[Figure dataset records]
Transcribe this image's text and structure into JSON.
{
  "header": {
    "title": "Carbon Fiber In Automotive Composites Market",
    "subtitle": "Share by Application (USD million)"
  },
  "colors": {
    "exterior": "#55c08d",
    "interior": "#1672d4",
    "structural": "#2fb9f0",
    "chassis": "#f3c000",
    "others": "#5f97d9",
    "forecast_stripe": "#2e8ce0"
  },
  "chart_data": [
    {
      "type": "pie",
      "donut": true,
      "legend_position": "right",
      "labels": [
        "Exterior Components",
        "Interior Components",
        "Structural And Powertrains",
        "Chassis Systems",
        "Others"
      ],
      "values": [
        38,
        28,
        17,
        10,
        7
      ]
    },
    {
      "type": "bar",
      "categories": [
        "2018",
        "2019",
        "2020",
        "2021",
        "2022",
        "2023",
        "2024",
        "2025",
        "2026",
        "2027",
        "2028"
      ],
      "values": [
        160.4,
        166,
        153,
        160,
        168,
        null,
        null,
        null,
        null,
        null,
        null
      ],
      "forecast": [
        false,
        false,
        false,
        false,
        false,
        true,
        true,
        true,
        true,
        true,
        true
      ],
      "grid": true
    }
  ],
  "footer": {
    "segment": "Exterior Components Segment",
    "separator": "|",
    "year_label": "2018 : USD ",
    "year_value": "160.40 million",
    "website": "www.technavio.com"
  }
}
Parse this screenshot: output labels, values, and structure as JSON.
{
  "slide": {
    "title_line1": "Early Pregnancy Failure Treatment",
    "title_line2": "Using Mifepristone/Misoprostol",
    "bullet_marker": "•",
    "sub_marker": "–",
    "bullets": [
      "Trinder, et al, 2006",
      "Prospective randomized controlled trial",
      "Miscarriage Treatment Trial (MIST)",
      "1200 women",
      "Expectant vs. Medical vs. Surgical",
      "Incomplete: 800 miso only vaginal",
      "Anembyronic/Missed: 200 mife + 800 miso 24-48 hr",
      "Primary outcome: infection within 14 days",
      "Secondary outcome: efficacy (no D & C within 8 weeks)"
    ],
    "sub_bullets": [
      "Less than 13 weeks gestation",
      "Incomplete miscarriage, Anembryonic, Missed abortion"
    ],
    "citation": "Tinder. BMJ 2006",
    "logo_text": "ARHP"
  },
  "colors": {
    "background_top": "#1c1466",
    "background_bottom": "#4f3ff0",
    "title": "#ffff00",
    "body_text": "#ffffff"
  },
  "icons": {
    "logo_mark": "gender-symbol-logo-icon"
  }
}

Exercise directions: Write every record out again, unaltered.

Worked answer:
Transcribe this image's text and structure into JSON.
{
  "header": {
    "title": "Carbon Fiber In Automotive Composites Market",
    "subtitle": "Share by Application (USD million)"
  },
  "colors": {
    "exterior": "#55c08d",
    "interior": "#1672d4",
    "structural": "#2fb9f0",
    "chassis": "#f3c000",
    "others": "#5f97d9",
    "forecast_stripe": "#2e8ce0"
  },
  "chart_data": [
    {
      "type": "pie",
      "donut": true,
      "legend_position": "right",
      "labels": [
        "Exterior Components",
        "Interior Components",
        "Structural And Powertrains",
        "Chassis Systems",
        "Others"
      ],
      "values": [
        38,
        28,
        17,
        10,
        7
      ]
    },
    {
      "type": "bar",
      "categories": [
        "2018",
        "2019",
        "2020",
        "2021",
        "2022",
        "2023",
        "2024",
        "2025",
        "2026",
        "2027",
        "2028"
      ],
      "values": [
        160.4,
        166,
        153,
        160,
        168,
        null,
        null,
        null,
        null,
        null,
        null
      ],
      "forecast": [
        false,
        false,
        false,
        false,
        false,
        true,
        true,
        true,
        true,
        true,
        true
      ],
      "grid": true
    }
  ],
  "footer": {
    "segment": "Exterior Components Segment",
    "separator": "|",
    "year_label": "2018 : USD ",
    "year_value": "160.40 million",
    "website": "www.technavio.com"
  }
}
Parse this screenshot: output labels, values, and structure as JSON.
{
  "slide": {
    "title_line1": "Early Pregnancy Failure Treatment",
    "title_line2": "Using Mifepristone/Misoprostol",
    "bullet_marker": "•",
    "sub_marker": "–",
    "bullets": [
      "Trinder, et al, 2006",
      "Prospective randomized controlled trial",
      "Miscarriage Treatment Trial (MIST)",
      "1200 women",
      "Expectant vs. Medical vs. Surgical",
      "Incomplete: 800 miso only vaginal",
      "Anembyronic/Missed: 200 mife + 800 miso 24-48 hr",
      "Primary outcome: infection within 14 days",
      "Secondary outcome: efficacy (no D & C within 8 weeks)"
    ],
    "sub_bullets": [
      "Less than 13 weeks gestation",
      "Incomplete miscarriage, Anembryonic, Missed abortion"
    ],
    "citation": "Tinder. BMJ 2006",
    "logo_text": "ARHP"
  },
  "colors": {
    "background_top": "#1c1466",
    "background_bottom": "#4f3ff0",
    "title": "#ffff00",
    "body_text": "#ffffff"
  },
  "icons": {
    "logo_mark": "gender-symbol-logo-icon"
  }
}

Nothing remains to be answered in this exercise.